What the task requires:
Give the records back in full, exactly as they read.

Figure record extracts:

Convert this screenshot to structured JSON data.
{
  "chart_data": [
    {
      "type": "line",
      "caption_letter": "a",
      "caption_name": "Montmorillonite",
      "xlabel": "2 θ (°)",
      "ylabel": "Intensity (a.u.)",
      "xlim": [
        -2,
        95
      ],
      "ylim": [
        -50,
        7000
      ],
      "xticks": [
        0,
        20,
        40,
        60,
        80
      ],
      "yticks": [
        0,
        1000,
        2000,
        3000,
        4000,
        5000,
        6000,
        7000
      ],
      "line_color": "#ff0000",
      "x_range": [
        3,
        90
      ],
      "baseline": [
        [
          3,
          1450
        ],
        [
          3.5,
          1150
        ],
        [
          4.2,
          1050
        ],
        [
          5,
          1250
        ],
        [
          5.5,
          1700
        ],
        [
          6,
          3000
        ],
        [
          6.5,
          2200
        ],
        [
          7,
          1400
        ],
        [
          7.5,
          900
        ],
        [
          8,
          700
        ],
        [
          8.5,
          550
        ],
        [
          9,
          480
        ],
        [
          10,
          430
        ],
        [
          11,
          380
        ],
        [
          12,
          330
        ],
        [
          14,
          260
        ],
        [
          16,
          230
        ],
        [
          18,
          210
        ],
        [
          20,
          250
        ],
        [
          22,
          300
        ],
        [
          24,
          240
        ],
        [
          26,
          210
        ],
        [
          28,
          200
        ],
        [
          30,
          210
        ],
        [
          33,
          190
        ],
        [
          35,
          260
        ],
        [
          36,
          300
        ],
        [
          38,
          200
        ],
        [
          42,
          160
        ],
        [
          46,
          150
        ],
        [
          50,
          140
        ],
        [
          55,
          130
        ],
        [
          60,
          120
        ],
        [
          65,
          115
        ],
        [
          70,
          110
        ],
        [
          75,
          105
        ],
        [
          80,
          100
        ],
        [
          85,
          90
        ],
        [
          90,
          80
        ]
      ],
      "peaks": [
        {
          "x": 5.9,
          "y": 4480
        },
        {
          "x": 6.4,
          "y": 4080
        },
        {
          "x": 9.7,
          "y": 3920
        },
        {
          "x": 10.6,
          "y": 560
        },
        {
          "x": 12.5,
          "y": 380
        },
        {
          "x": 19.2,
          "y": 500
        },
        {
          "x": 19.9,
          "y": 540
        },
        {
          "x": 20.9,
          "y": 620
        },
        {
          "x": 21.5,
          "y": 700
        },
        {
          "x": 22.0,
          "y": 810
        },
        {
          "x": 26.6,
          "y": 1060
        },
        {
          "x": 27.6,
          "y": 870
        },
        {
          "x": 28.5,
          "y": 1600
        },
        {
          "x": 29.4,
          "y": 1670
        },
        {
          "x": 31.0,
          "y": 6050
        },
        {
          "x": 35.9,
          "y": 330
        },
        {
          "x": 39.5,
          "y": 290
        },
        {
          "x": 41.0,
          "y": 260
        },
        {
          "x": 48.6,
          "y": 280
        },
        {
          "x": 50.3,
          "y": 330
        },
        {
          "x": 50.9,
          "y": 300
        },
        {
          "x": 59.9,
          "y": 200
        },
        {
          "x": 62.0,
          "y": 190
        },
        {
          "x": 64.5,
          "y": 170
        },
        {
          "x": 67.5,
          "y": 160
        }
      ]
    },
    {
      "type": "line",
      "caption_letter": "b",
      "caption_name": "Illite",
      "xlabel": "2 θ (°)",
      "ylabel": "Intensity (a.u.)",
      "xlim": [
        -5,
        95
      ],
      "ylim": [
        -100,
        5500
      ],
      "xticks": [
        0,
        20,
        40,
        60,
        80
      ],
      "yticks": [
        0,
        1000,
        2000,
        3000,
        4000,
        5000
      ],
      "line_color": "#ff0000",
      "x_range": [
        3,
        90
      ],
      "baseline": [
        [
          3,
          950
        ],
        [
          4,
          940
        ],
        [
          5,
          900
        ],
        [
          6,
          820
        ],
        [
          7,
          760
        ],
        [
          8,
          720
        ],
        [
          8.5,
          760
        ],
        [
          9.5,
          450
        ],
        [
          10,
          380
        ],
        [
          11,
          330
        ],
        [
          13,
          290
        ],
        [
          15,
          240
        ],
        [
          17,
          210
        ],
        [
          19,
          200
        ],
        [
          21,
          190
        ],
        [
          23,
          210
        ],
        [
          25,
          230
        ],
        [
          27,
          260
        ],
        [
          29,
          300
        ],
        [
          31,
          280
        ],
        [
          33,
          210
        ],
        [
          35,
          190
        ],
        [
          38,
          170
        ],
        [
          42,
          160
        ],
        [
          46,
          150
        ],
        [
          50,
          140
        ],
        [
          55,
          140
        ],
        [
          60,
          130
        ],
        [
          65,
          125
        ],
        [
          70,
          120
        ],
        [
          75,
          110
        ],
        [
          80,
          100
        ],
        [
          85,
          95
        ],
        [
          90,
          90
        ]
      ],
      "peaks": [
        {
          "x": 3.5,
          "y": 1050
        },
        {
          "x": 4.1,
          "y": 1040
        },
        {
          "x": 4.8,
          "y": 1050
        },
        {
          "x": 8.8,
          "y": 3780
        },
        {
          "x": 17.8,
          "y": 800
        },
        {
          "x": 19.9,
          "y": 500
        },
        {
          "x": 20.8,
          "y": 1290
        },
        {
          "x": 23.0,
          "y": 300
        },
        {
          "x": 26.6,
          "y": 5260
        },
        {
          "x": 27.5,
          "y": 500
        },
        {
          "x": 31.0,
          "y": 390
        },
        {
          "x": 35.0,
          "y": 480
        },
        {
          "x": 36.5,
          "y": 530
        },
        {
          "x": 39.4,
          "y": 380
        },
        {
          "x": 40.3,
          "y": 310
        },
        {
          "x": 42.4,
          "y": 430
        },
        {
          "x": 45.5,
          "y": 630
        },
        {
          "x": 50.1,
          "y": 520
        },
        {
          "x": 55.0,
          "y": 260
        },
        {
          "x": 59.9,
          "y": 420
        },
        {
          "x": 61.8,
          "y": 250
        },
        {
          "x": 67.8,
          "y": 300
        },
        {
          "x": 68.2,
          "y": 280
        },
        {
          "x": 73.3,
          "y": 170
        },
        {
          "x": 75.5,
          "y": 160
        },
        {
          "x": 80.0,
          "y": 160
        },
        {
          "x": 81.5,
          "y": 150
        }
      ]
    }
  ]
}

The completed task:
Convert this screenshot to structured JSON data.
{
  "chart_data": [
    {
      "type": "line",
      "caption_letter": "a",
      "caption_name": "Montmorillonite",
      "xlabel": "2 θ (°)",
      "ylabel": "Intensity (a.u.)",
      "xlim": [
        -2,
        95
      ],
      "ylim": [
        -50,
        7000
      ],
      "xticks": [
        0,
        20,
        40,
        60,
        80
      ],
      "yticks": [
        0,
        1000,
        2000,
        3000,
        4000,
        5000,
        6000,
        7000
      ],
      "line_color": "#ff0000",
      "x_range": [
        3,
        90
      ],
      "baseline": [
        [
          3,
          1450
        ],
        [
          3.5,
          1150
        ],
        [
          4.2,
          1050
        ],
        [
          5,
          1250
        ],
        [
          5.5,
          1700
        ],
        [
          6,
          3000
        ],
        [
          6.5,
          2200
        ],
        [
          7,
          1400
        ],
        [
          7.5,
          900
        ],
        [
          8,
          700
        ],
        [
          8.5,
          550
        ],
        [
          9,
          480
        ],
        [
          10,
          430
        ],
        [
          11,
          380
        ],
        [
          12,
          330
        ],
        [
          14,
          260
        ],
        [
          16,
          230
        ],
        [
          18,
          210
        ],
        [
          20,
          250
        ],
        [
          22,
          300
        ],
        [
          24,
          240
        ],
        [
          26,
          210
        ],
        [
          28,
          200
        ],
        [
          30,
          210
        ],
        [
          33,
          190
        ],
        [
          35,
          260
        ],
        [
          36,
          300
        ],
        [
          38,
          200
        ],
        [
          42,
          160
        ],
        [
          46,
          150
        ],
        [
          50,
          140
        ],
        [
          55,
          130
        ],
        [
          60,
          120
        ],
        [
          65,
          115
        ],
        [
          70,
          110
        ],
        [
          75,
          105
        ],
        [
          80,
          100
        ],
        [
          85,
          90
        ],
        [
          90,
          80
        ]
      ],
      "peaks": [
        {
          "x": 5.9,
          "y": 4480
        },
        {
          "x": 6.4,
          "y": 4080
        },
        {
          "x": 9.7,
          "y": 3920
        },
        {
          "x": 10.6,
          "y": 560
        },
        {
          "x": 12.5,
          "y": 380
        },
        {
          "x": 19.2,
          "y": 500
        },
        {
          "x": 19.9,
          "y": 540
        },
        {
          "x": 20.9,
          "y": 620
        },
        {
          "x": 21.5,
          "y": 700
        },
        {
          "x": 22.0,
          "y": 810
        },
        {
          "x": 26.6,
          "y": 1060
        },
        {
          "x": 27.6,
          "y": 870
        },
        {
          "x": 28.5,
          "y": 1600
        },
        {
          "x": 29.4,
          "y": 1670
        },
        {
          "x": 31.0,
          "y": 6050
        },
        {
          "x": 35.9,
          "y": 330
        },
        {
          "x": 39.5,
          "y": 290
        },
        {
          "x": 41.0,
          "y": 260
        },
        {
          "x": 48.6,
          "y": 280
        },
        {
          "x": 50.3,
          "y": 330
        },
        {
          "x": 50.9,
          "y": 300
        },
        {
          "x": 59.9,
          "y": 200
        },
        {
          "x": 62.0,
          "y": 190
        },
        {
          "x": 64.5,
          "y": 170
        },
        {
          "x": 67.5,
          "y": 160
        }
      ]
    },
    {
      "type": "line",
      "caption_letter": "b",
      "caption_name": "Illite",
      "xlabel": "2 θ (°)",
      "ylabel": "Intensity (a.u.)",
      "xlim": [
        -5,
        95
      ],
      "ylim": [
        -100,
        5500
      ],
      "xticks": [
        0,
        20,
        40,
        60,
        80
      ],
      "yticks": [
        0,
        1000,
        2000,
        3000,
        4000,
        5000
      ],
      "line_color": "#ff0000",
      "x_range": [
        3,
        90
      ],
      "baseline": [
        [
          3,
          950
        ],
        [
          4,
          940
        ],
        [
          5,
          900
        ],
        [
          6,
          820
        ],
        [
          7,
          760
        ],
        [
          8,
          720
        ],
        [
          8.5,
          760
        ],
        [
          9.5,
          450
        ],
        [
          10,
          380
        ],
        [
          11,
          330
        ],
        [
          13,
          290
        ],
        [
          15,
          240
        ],
        [
          17,
          210
        ],
        [
          19,
          200
        ],
        [
          21,
          190
        ],
        [
          23,
          210
        ],
        [
          25,
          230
        ],
        [
          27,
          260
        ],
        [
          29,
          300
        ],
        [
          31,
          280
        ],
        [
          33,
          210
        ],
        [
          35,
          190
        ],
        [
          38,
          170
        ],
        [
          42,
          160
        ],
        [
          46,
          150
        ],
        [
          50,
          140
        ],
        [
          55,
          140
        ],
        [
          60,
          130
        ],
        [
          65,
          125
        ],
        [
          70,
          120
        ],
        [
          75,
          110
        ],
        [
          80,
          100
        ],
        [
          85,
          95
        ],
        [
          90,
          90
        ]
      ],
      "peaks": [
        {
          "x": 3.5,
          "y": 1050
        },
        {
          "x": 4.1,
          "y": 1040
        },
        {
          "x": 4.8,
          "y": 1050
        },
        {
          "x": 8.8,
          "y": 3780
        },
        {
          "x": 17.8,
          "y": 800
        },
        {
          "x": 19.9,
          "y": 500
        },
        {
          "x": 20.8,
          "y": 1290
        },
        {
          "x": 23.0,
          "y": 300
        },
        {
          "x": 26.6,
          "y": 5260
        },
        {
          "x": 27.5,
          "y": 500
        },
        {
          "x": 31.0,
          "y": 390
        },
        {
          "x": 35.0,
          "y": 480
        },
        {
          "x": 36.5,
          "y": 530
        },
        {
          "x": 39.4,
          "y": 380
        },
        {
          "x": 40.3,
          "y": 310
        },
        {
          "x": 42.4,
          "y": 430
        },
        {
          "x": 45.5,
          "y": 630
        },
        {
          "x": 50.1,
          "y": 520
        },
        {
          "x": 55.0,
          "y": 260
        },
        {
          "x": 59.9,
          "y": 420
        },
        {
          "x": 61.8,
          "y": 250
        },
        {
          "x": 67.8,
          "y": 300
        },
        {
          "x": 68.2,
          "y": 280
        },
        {
          "x": 73.3,
          "y": 170
        },
        {
          "x": 75.5,
          "y": 160
        },
        {
          "x": 80.0,
          "y": 160
        },
        {
          "x": 81.5,
          "y": 150
        }
      ]
    }
  ]
}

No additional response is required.